** START OF AVAILABLE RECORDS **

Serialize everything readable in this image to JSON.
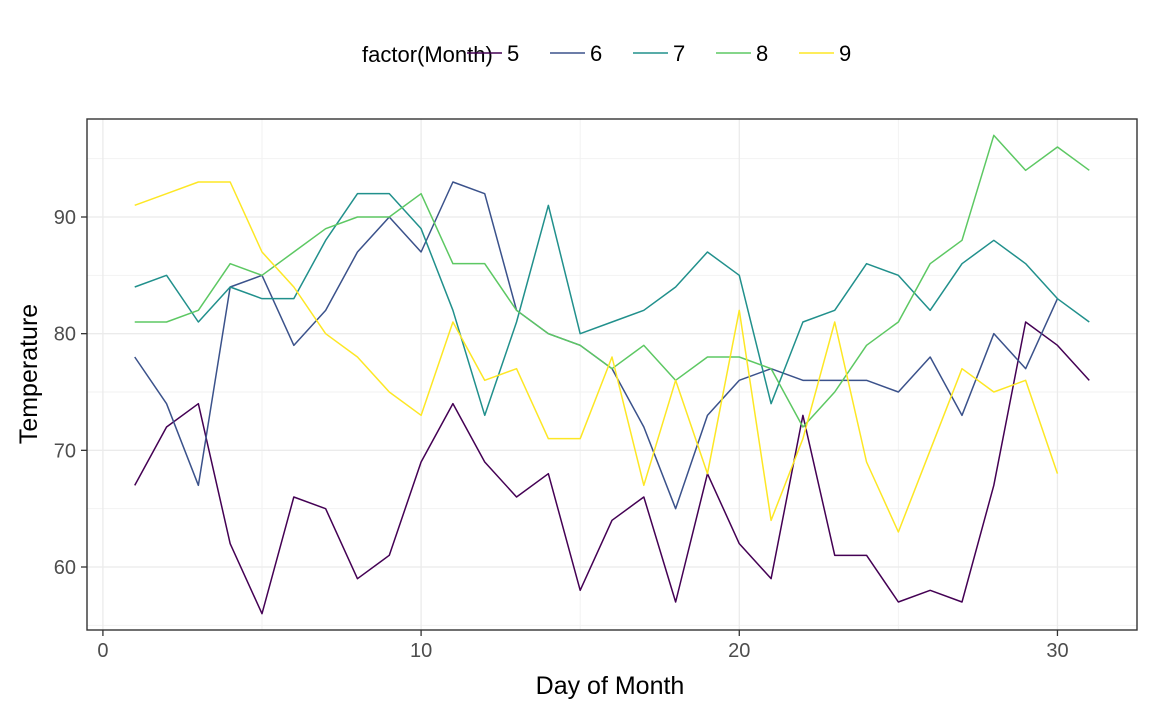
{
  "chart_data": {
    "type": "line",
    "xlabel": "Day of Month",
    "ylabel": "Temperature",
    "xlim": [
      -0.5,
      32.5
    ],
    "ylim": [
      54.6,
      98.4
    ],
    "x_ticks": [
      0,
      10,
      20,
      30
    ],
    "y_ticks": [
      60,
      70,
      80,
      90
    ],
    "grid": true,
    "legend": {
      "title": "factor(Month)",
      "placement": "top"
    },
    "series": [
      {
        "name": "5",
        "color": "#440154",
        "x": [
          1,
          2,
          3,
          4,
          5,
          6,
          7,
          8,
          9,
          10,
          11,
          12,
          13,
          14,
          15,
          16,
          17,
          18,
          19,
          20,
          21,
          22,
          23,
          24,
          25,
          26,
          27,
          28,
          29,
          30,
          31
        ],
        "values": [
          67,
          72,
          74,
          62,
          56,
          66,
          65,
          59,
          61,
          69,
          74,
          69,
          66,
          68,
          58,
          64,
          66,
          57,
          68,
          62,
          59,
          73,
          61,
          61,
          57,
          58,
          57,
          67,
          81,
          79,
          76
        ]
      },
      {
        "name": "6",
        "color": "#3B528B",
        "x": [
          1,
          2,
          3,
          4,
          5,
          6,
          7,
          8,
          9,
          10,
          11,
          12,
          13,
          14,
          15,
          16,
          17,
          18,
          19,
          20,
          21,
          22,
          23,
          24,
          25,
          26,
          27,
          28,
          29,
          30
        ],
        "values": [
          78,
          74,
          67,
          84,
          85,
          79,
          82,
          87,
          90,
          87,
          93,
          92,
          82,
          80,
          79,
          77,
          72,
          65,
          73,
          76,
          77,
          76,
          76,
          76,
          75,
          78,
          73,
          80,
          77,
          83
        ]
      },
      {
        "name": "7",
        "color": "#21908C",
        "x": [
          1,
          2,
          3,
          4,
          5,
          6,
          7,
          8,
          9,
          10,
          11,
          12,
          13,
          14,
          15,
          16,
          17,
          18,
          19,
          20,
          21,
          22,
          23,
          24,
          25,
          26,
          27,
          28,
          29,
          30,
          31
        ],
        "values": [
          84,
          85,
          81,
          84,
          83,
          83,
          88,
          92,
          92,
          89,
          82,
          73,
          81,
          91,
          80,
          81,
          82,
          84,
          87,
          85,
          74,
          81,
          82,
          86,
          85,
          82,
          86,
          88,
          86,
          83,
          81
        ]
      },
      {
        "name": "8",
        "color": "#5DC863",
        "x": [
          1,
          2,
          3,
          4,
          5,
          6,
          7,
          8,
          9,
          10,
          11,
          12,
          13,
          14,
          15,
          16,
          17,
          18,
          19,
          20,
          21,
          22,
          23,
          24,
          25,
          26,
          27,
          28,
          29,
          30,
          31
        ],
        "values": [
          81,
          81,
          82,
          86,
          85,
          87,
          89,
          90,
          90,
          92,
          86,
          86,
          82,
          80,
          79,
          77,
          79,
          76,
          78,
          78,
          77,
          72,
          75,
          79,
          81,
          86,
          88,
          97,
          94,
          96,
          94
        ]
      },
      {
        "name": "9",
        "color": "#FDE725",
        "x": [
          1,
          2,
          3,
          4,
          5,
          6,
          7,
          8,
          9,
          10,
          11,
          12,
          13,
          14,
          15,
          16,
          17,
          18,
          19,
          20,
          21,
          22,
          23,
          24,
          25,
          26,
          27,
          28,
          29,
          30
        ],
        "values": [
          91,
          92,
          93,
          93,
          87,
          84,
          80,
          78,
          75,
          73,
          81,
          76,
          77,
          71,
          71,
          78,
          67,
          76,
          68,
          82,
          64,
          71,
          81,
          69,
          63,
          70,
          77,
          75,
          76,
          68
        ]
      }
    ]
  }
}
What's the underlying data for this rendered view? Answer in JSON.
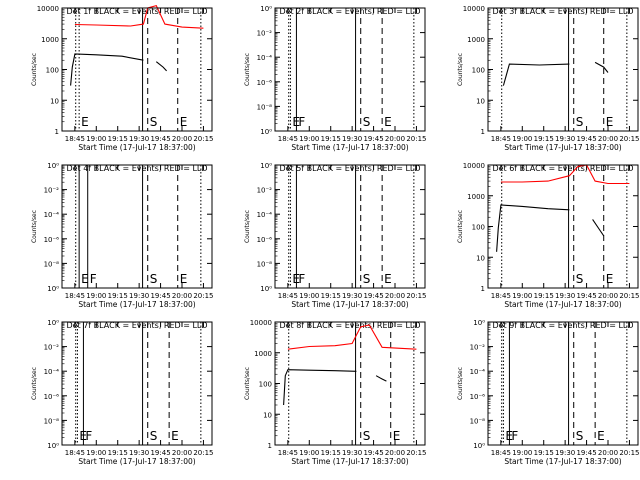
{
  "chart_data": [
    {
      "type": "line",
      "title": "Det 1f BLACK = Events, RED = LLD",
      "xlabel": "Start Time (17-Jul-17 18:37:00)",
      "ylabel": "Counts/sec",
      "scale": "log",
      "yticks": [
        "1",
        "10",
        "100",
        "1000",
        "10000"
      ],
      "xticks": [
        "18:45",
        "19:00",
        "19:15",
        "19:30",
        "19:45",
        "20:00",
        "20:15"
      ],
      "markers": [
        {
          "label": "E",
          "t": 18.8,
          "style": "dotted"
        },
        {
          "label": "S",
          "t": 19.6,
          "style": "dashed"
        },
        {
          "label": "E",
          "t": 19.95,
          "style": "dashed"
        }
      ],
      "series": [
        {
          "color": "#000000",
          "points": [
            [
              18.7,
              30
            ],
            [
              18.72,
              120
            ],
            [
              18.75,
              320
            ],
            [
              19.0,
              300
            ],
            [
              19.3,
              270
            ],
            [
              19.55,
              200
            ]
          ]
        },
        {
          "color": "#000000",
          "points": [
            [
              19.7,
              180
            ],
            [
              19.78,
              120
            ],
            [
              19.82,
              90
            ]
          ]
        },
        {
          "color": "#ff0000",
          "points": [
            [
              18.75,
              2900
            ],
            [
              19.0,
              2800
            ],
            [
              19.4,
              2600
            ],
            [
              19.55,
              3000
            ],
            [
              19.6,
              10000
            ],
            [
              19.7,
              12000
            ],
            [
              19.8,
              3000
            ],
            [
              20.0,
              2400
            ],
            [
              20.25,
              2200
            ]
          ]
        }
      ]
    },
    {
      "type": "line",
      "title": "Det 2f BLACK = Events, RED = LLD",
      "xlabel": "Start Time (17-Jul-17 18:37:00)",
      "ylabel": "Counts/sec",
      "scale": "log",
      "yticks": [
        "10⁰",
        "10⁻⁸",
        "10⁻⁶",
        "10⁻⁴",
        "10⁻²",
        "10⁰"
      ],
      "xticks": [
        "18:45",
        "19:00",
        "19:15",
        "19:30",
        "19:45",
        "20:00",
        "20:15"
      ],
      "markers": [
        {
          "label": "E",
          "t": 18.78,
          "style": "dotted"
        },
        {
          "label": "F",
          "t": 18.85,
          "style": "solid"
        },
        {
          "label": "S",
          "t": 19.6,
          "style": "dashed"
        },
        {
          "label": "E",
          "t": 19.85,
          "style": "dashed"
        }
      ],
      "series": []
    },
    {
      "type": "line",
      "title": "Det 3f BLACK = Events, RED = LLD",
      "xlabel": "Start Time (17-Jul-17 18:37:00)",
      "ylabel": "Counts/sec",
      "scale": "log",
      "yticks": [
        "1",
        "10",
        "100",
        "1000",
        "10000"
      ],
      "xticks": [
        "18:45",
        "19:00",
        "19:15",
        "19:30",
        "19:45",
        "20:00",
        "20:15"
      ],
      "markers": [
        {
          "label": "S",
          "t": 19.6,
          "style": "dashed"
        },
        {
          "label": "E",
          "t": 19.95,
          "style": "dashed"
        }
      ],
      "series": [
        {
          "color": "#000000",
          "points": [
            [
              18.78,
              30
            ],
            [
              18.85,
              150
            ],
            [
              19.2,
              140
            ],
            [
              19.55,
              150
            ]
          ]
        },
        {
          "color": "#000000",
          "points": [
            [
              19.85,
              170
            ],
            [
              19.95,
              120
            ],
            [
              20.0,
              80
            ]
          ]
        }
      ]
    },
    {
      "type": "line",
      "title": "Det 4f BLACK = Events, RED = LLD",
      "xlabel": "Start Time (17-Jul-17 18:37:00)",
      "ylabel": "Counts/sec",
      "scale": "log",
      "yticks": [
        "10⁰",
        "10⁻⁸",
        "10⁻⁶",
        "10⁻⁴",
        "10⁻²",
        "10⁰"
      ],
      "xticks": [
        "18:45",
        "19:00",
        "19:15",
        "19:30",
        "19:45",
        "20:00",
        "20:15"
      ],
      "markers": [
        {
          "label": "E",
          "t": 18.8,
          "style": "solid"
        },
        {
          "label": "F",
          "t": 18.9,
          "style": "solid"
        },
        {
          "label": "S",
          "t": 19.6,
          "style": "dashed"
        },
        {
          "label": "E",
          "t": 19.95,
          "style": "dashed"
        }
      ],
      "series": []
    },
    {
      "type": "line",
      "title": "Det 5f BLACK = Events, RED = LLD",
      "xlabel": "Start Time (17-Jul-17 18:37:00)",
      "ylabel": "Counts/sec",
      "scale": "log",
      "yticks": [
        "10⁰",
        "10⁻⁸",
        "10⁻⁶",
        "10⁻⁴",
        "10⁻²",
        "10⁰"
      ],
      "xticks": [
        "18:45",
        "19:00",
        "19:15",
        "19:30",
        "19:45",
        "20:00",
        "20:15"
      ],
      "markers": [
        {
          "label": "E",
          "t": 18.78,
          "style": "dotted"
        },
        {
          "label": "F",
          "t": 18.85,
          "style": "solid"
        },
        {
          "label": "S",
          "t": 19.6,
          "style": "dashed"
        },
        {
          "label": "E",
          "t": 19.85,
          "style": "dashed"
        }
      ],
      "series": []
    },
    {
      "type": "line",
      "title": "Det 6f BLACK = Events, RED = LLD",
      "xlabel": "Start Time (17-Jul-17 18:37:00)",
      "ylabel": "Counts/sec",
      "scale": "log",
      "yticks": [
        "1",
        "10",
        "100",
        "1000",
        "10000"
      ],
      "xticks": [
        "18:45",
        "19:00",
        "19:15",
        "19:30",
        "19:45",
        "20:00",
        "20:15"
      ],
      "markers": [
        {
          "label": "S",
          "t": 19.6,
          "style": "dashed"
        },
        {
          "label": "E",
          "t": 19.95,
          "style": "dashed"
        }
      ],
      "series": [
        {
          "color": "#000000",
          "points": [
            [
              18.7,
              15
            ],
            [
              18.72,
              90
            ],
            [
              18.75,
              500
            ],
            [
              19.0,
              450
            ],
            [
              19.3,
              380
            ],
            [
              19.55,
              350
            ]
          ]
        },
        {
          "color": "#000000",
          "points": [
            [
              19.82,
              170
            ],
            [
              19.9,
              80
            ],
            [
              19.95,
              50
            ]
          ]
        },
        {
          "color": "#ff0000",
          "points": [
            [
              18.75,
              2800
            ],
            [
              19.0,
              2800
            ],
            [
              19.3,
              3000
            ],
            [
              19.55,
              4500
            ],
            [
              19.65,
              9000
            ],
            [
              19.75,
              10000
            ],
            [
              19.85,
              3000
            ],
            [
              20.0,
              2500
            ],
            [
              20.25,
              2500
            ]
          ]
        }
      ]
    },
    {
      "type": "line",
      "title": "Det 7f BLACK = Events, RED = LLD",
      "xlabel": "Start Time (17-Jul-17 18:37:00)",
      "ylabel": "Counts/sec",
      "scale": "log",
      "yticks": [
        "10⁰",
        "10⁻⁸",
        "10⁻⁶",
        "10⁻⁴",
        "10⁻²",
        "10⁰"
      ],
      "xticks": [
        "18:45",
        "19:00",
        "19:15",
        "19:30",
        "19:45",
        "20:00",
        "20:15"
      ],
      "markers": [
        {
          "label": "E",
          "t": 18.78,
          "style": "dotted"
        },
        {
          "label": "F",
          "t": 18.85,
          "style": "solid"
        },
        {
          "label": "S",
          "t": 19.6,
          "style": "dashed"
        },
        {
          "label": "E",
          "t": 19.85,
          "style": "dashed"
        }
      ],
      "series": []
    },
    {
      "type": "line",
      "title": "Det 8f BLACK = Events, RED = LLD",
      "xlabel": "Start Time (17-Jul-17 18:37:00)",
      "ylabel": "Counts/sec",
      "scale": "log",
      "yticks": [
        "1",
        "10",
        "100",
        "1000",
        "10000"
      ],
      "xticks": [
        "18:45",
        "19:00",
        "19:15",
        "19:30",
        "19:45",
        "20:00",
        "20:15"
      ],
      "markers": [
        {
          "label": "S",
          "t": 19.6,
          "style": "dashed"
        },
        {
          "label": "E",
          "t": 19.95,
          "style": "dashed"
        }
      ],
      "series": [
        {
          "color": "#000000",
          "points": [
            [
              18.7,
              20
            ],
            [
              18.72,
              180
            ],
            [
              18.75,
              280
            ],
            [
              19.0,
              270
            ],
            [
              19.3,
              260
            ],
            [
              19.55,
              250
            ]
          ]
        },
        {
          "color": "#000000",
          "points": [
            [
              19.78,
              180
            ],
            [
              19.85,
              140
            ],
            [
              19.9,
              120
            ]
          ]
        },
        {
          "color": "#ff0000",
          "points": [
            [
              18.75,
              1300
            ],
            [
              19.0,
              1600
            ],
            [
              19.3,
              1700
            ],
            [
              19.5,
              2000
            ],
            [
              19.6,
              7000
            ],
            [
              19.7,
              8000
            ],
            [
              19.85,
              1500
            ],
            [
              20.25,
              1300
            ]
          ]
        }
      ]
    },
    {
      "type": "line",
      "title": "Det 9f BLACK = Events, RED = LLD",
      "xlabel": "Start Time (17-Jul-17 18:37:00)",
      "ylabel": "Counts/sec",
      "scale": "log",
      "yticks": [
        "10⁰",
        "10⁻⁸",
        "10⁻⁶",
        "10⁻⁴",
        "10⁻²",
        "10⁰"
      ],
      "xticks": [
        "18:45",
        "19:00",
        "19:15",
        "19:30",
        "19:45",
        "20:00",
        "20:15"
      ],
      "markers": [
        {
          "label": "E",
          "t": 18.78,
          "style": "dotted"
        },
        {
          "label": "F",
          "t": 18.85,
          "style": "solid"
        },
        {
          "label": "S",
          "t": 19.6,
          "style": "dashed"
        },
        {
          "label": "E",
          "t": 19.85,
          "style": "dashed"
        }
      ],
      "series": []
    }
  ]
}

** END OF AVAILABLE RECORDS **

Search the lines for the string "this" and copy every line that has it.

Serialize everything readable in this image to JSON.
What's the underlying data for this rendered view? Answer in JSON.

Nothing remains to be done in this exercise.